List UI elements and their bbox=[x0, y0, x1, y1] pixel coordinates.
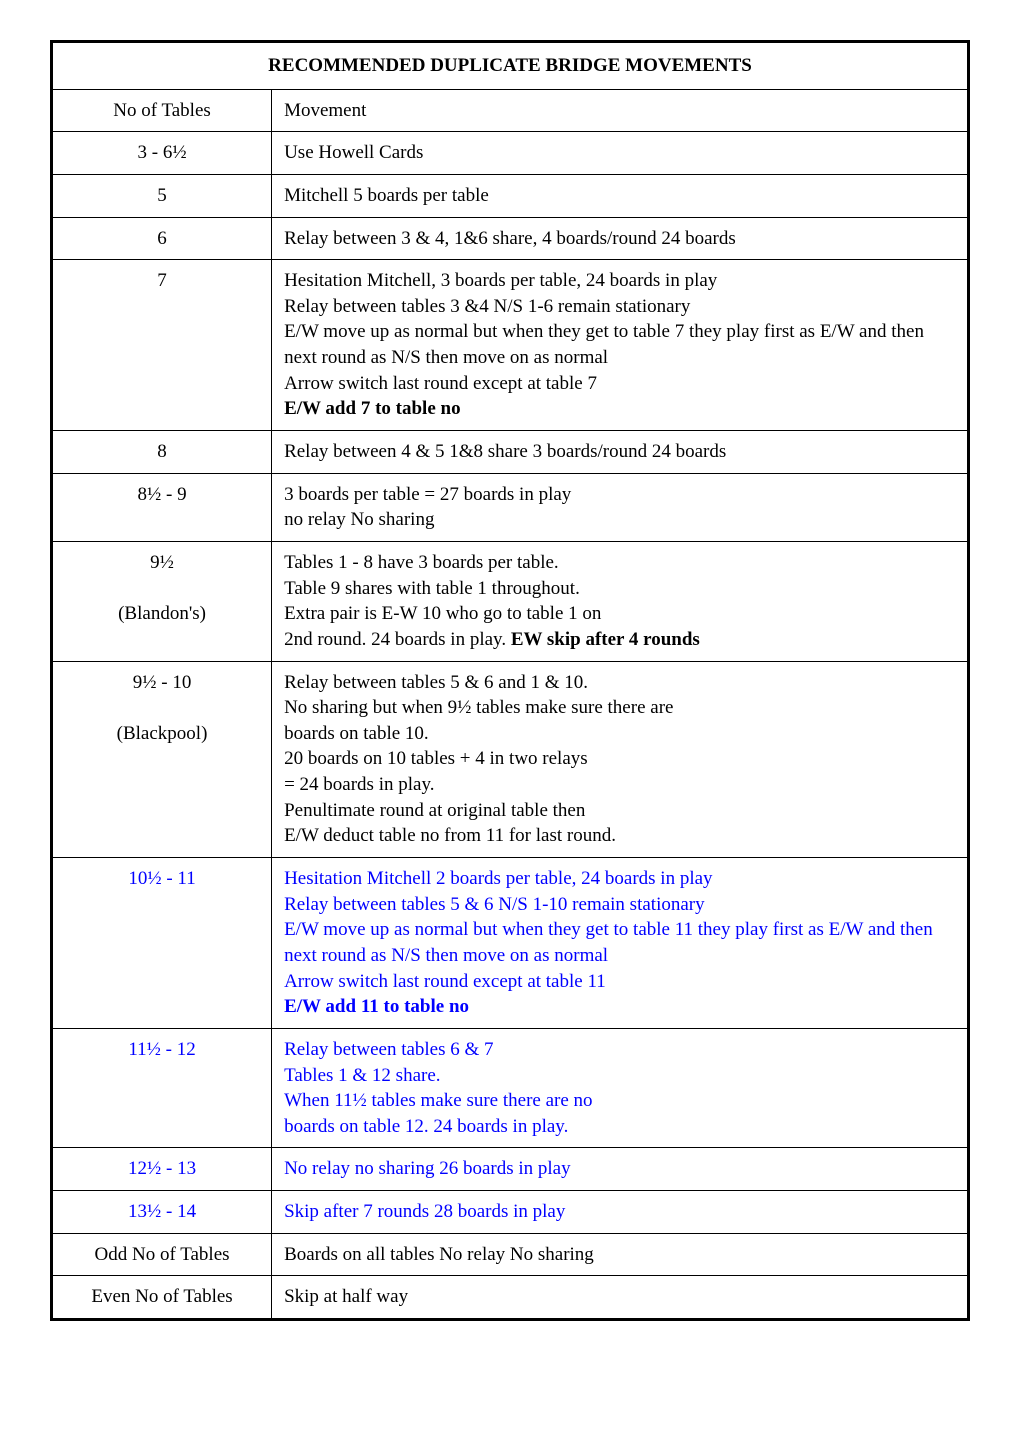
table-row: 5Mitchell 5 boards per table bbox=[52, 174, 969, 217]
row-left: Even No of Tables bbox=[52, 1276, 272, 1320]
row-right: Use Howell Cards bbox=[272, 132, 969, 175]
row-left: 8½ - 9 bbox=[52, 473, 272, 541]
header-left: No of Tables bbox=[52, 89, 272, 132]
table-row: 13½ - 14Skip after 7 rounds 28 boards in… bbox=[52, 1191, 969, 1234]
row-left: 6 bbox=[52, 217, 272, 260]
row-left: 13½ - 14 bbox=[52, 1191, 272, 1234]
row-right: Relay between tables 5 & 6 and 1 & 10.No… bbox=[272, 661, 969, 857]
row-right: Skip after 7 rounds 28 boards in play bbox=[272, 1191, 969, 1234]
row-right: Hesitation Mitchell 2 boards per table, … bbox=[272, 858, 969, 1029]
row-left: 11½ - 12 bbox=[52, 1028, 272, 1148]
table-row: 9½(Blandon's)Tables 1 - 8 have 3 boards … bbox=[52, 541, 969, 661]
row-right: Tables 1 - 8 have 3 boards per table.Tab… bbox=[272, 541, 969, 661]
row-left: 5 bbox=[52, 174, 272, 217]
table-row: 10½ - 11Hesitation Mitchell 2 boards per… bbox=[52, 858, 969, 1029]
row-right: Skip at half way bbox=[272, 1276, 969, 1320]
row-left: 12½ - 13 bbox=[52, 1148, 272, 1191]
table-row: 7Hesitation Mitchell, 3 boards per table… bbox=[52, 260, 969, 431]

......

Please quote the lines above word for word, leaving out the picture.

List UI elements and their bbox=[x0, y0, x1, y1] pixel coordinates.
table-row: 5Mitchell 5 boards per table bbox=[52, 174, 969, 217]
row-left: Even No of Tables bbox=[52, 1276, 272, 1320]
row-right: Use Howell Cards bbox=[272, 132, 969, 175]
row-left: 8½ - 9 bbox=[52, 473, 272, 541]
header-left: No of Tables bbox=[52, 89, 272, 132]
table-row: 13½ - 14Skip after 7 rounds 28 boards in… bbox=[52, 1191, 969, 1234]
row-left: 6 bbox=[52, 217, 272, 260]
row-left: 13½ - 14 bbox=[52, 1191, 272, 1234]
row-right: Relay between tables 5 & 6 and 1 & 10.No… bbox=[272, 661, 969, 857]
row-right: Skip after 7 rounds 28 boards in play bbox=[272, 1191, 969, 1234]
row-right: Hesitation Mitchell 2 boards per table, … bbox=[272, 858, 969, 1029]
row-left: 11½ - 12 bbox=[52, 1028, 272, 1148]
table-row: 9½(Blandon's)Tables 1 - 8 have 3 boards … bbox=[52, 541, 969, 661]
row-right: Tables 1 - 8 have 3 boards per table.Tab… bbox=[272, 541, 969, 661]
row-left: 5 bbox=[52, 174, 272, 217]
table-row: 10½ - 11Hesitation Mitchell 2 boards per… bbox=[52, 858, 969, 1029]
row-right: Skip at half way bbox=[272, 1276, 969, 1320]
row-left: 12½ - 13 bbox=[52, 1148, 272, 1191]
table-row: 7Hesitation Mitchell, 3 boards per table… bbox=[52, 260, 969, 431]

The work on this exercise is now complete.